▶ **Exercises to complete**
**A)** From the lambing thread below, duplicate the passage that begins at the words "## Remuda1 (Feb" and stops after the words "not sure yet.".
**B)** List every distinct username that posts in the thread below about the twin lambs.
**C)** Write the next post in the thread below about the twin Valentine's Day lambs, picking up after its last message.

▶ **Given text**
▬▬▬▬▬▬

# Twin Valentine's Day Lambs born-Dorper/Kat



## TexasShepherdess (Feb 15, 2012)

FINALLY! this ewe has kept me in suspense for about 2 weeks now..

Her first lambing and she is a super mom...Both ram lambs, sired by my fullblood dorper ram..


----------



## Beekissed (Feb 15, 2012)

Very pretty markings on those lambs!  I think it's funny how so many Kats have those brownish red markings on their legs like your ewe has.   My Kat ewe and her sire also had those same red/brown markings.


----------



## TexasShepherdess (Feb 15, 2012)

Yep, her sire has the same markings too!

They are pretty wild colored..was hoping one would come out abit more traditionaly marked..but a healthy lamb is a healthy lamb!


----------



## Beekissed (Feb 15, 2012)

Perfect opportunity for naming......     What did you name them?


----------



## Remuda1 (Feb 15, 2012)

LOL, I don't know much about KATs, but I was shocked at the coloring  .  For some reason, I am getting neck spots on a lot of my lambs.  One spot, always on the neck.....so odd.  Always keep you guessing.  

Love the babies, congratulations


----------



## TexasShepherdess (Feb 15, 2012)

not sure yet.

originally, my son wanted to use one of this ewe's lambs for his market lamb project..they are born at the perfect time..but Im afraid their wild coloring may be an issue..it shouldnt be..but it may be..

▬▬▬▬▬▬

▶ **Dataset records**
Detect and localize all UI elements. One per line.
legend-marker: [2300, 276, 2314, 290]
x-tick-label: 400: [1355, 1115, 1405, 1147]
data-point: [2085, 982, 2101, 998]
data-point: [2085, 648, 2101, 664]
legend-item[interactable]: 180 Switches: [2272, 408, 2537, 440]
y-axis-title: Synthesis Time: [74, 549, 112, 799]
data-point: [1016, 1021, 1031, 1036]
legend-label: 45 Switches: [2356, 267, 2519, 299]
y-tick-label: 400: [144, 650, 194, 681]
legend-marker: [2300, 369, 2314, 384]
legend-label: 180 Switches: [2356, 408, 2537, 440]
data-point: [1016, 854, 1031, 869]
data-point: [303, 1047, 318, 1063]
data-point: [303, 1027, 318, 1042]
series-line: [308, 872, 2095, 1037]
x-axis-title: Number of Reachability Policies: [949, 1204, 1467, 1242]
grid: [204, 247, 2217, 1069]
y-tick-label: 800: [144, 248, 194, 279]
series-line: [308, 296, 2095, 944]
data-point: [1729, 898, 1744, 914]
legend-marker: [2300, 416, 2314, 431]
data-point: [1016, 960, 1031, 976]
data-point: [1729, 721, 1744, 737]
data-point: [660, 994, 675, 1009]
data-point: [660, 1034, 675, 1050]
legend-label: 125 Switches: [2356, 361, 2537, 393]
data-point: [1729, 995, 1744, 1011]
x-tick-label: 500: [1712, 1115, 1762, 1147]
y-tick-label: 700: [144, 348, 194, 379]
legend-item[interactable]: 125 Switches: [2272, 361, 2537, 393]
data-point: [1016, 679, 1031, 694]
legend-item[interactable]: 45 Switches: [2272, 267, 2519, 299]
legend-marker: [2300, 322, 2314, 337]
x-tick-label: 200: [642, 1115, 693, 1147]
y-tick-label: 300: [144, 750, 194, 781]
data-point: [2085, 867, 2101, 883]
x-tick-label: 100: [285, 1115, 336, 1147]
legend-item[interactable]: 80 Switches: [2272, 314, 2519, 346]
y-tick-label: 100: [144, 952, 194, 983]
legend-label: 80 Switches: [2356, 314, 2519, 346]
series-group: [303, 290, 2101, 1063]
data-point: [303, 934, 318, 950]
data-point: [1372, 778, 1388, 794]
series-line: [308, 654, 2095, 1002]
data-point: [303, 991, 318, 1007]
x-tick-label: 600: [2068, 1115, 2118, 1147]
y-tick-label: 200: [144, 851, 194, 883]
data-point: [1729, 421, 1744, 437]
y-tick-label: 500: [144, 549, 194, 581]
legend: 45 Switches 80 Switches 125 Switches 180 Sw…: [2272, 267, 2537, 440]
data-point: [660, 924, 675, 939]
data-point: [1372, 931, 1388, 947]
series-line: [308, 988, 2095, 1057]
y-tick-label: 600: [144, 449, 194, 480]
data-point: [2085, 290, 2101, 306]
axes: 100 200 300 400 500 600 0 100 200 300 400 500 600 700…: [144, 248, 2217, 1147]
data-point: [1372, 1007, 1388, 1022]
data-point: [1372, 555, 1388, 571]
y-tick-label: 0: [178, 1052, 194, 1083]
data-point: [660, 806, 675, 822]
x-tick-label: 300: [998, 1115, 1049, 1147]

▬▬▬▬▬▬

▶ **Set of answers**
**A)**
## Remuda1 (Feb 15, 2012)

LOL, I don't know much about KATs, but I was shocked at the coloring  .  For some reason, I am getting neck spots on a lot of my lambs.  One spot, always on the neck.....so odd.  Always keep you guessing.  

Love the babies, congratulations


----------



## TexasShepherdess (Feb 15, 2012)

not sure yet.

**B)**
TexasShepherdess
Beekissed
Remuda1

**C)**
Id originally told him he could name them. think he wants to name the tinier one Zhong..chinese for "little brother"..not sure on the bigger one..I suggested Taco..he didnt like that name.


----------



## TexasShepherdess (Feb 15, 2012)

Remuda1 said:
			
		

> LOL, I don't know much about KATs, but I was shocked at the coloring  .  For some reason, I am getting neck spots on a lot of my lambs.  One spot, always on the neck.....so odd.  Always keep you guessing.
> 
> Love the babies, congratulations


this coloring is very typical of a Kat/black headed dorper cross..I was hoping the ewe's dorper blood would show through abit more (her mother was a white dorper)..but looks like more Kat showed..

I have a ewe..colored identical to these lambs..who is actually sired by the same ram as this ewe who just lambed..and out of a purebred black headed dorper..Im excited to cross her back on my ram.


----------



## SheepGirl (Feb 15, 2012)

Very nicely marked rams. It's funny to see the size difference between the two, as well.


----------



## aggieterpkatie (Feb 15, 2012)

Cuties!


----------



## RemudaOne (Feb 15, 2012)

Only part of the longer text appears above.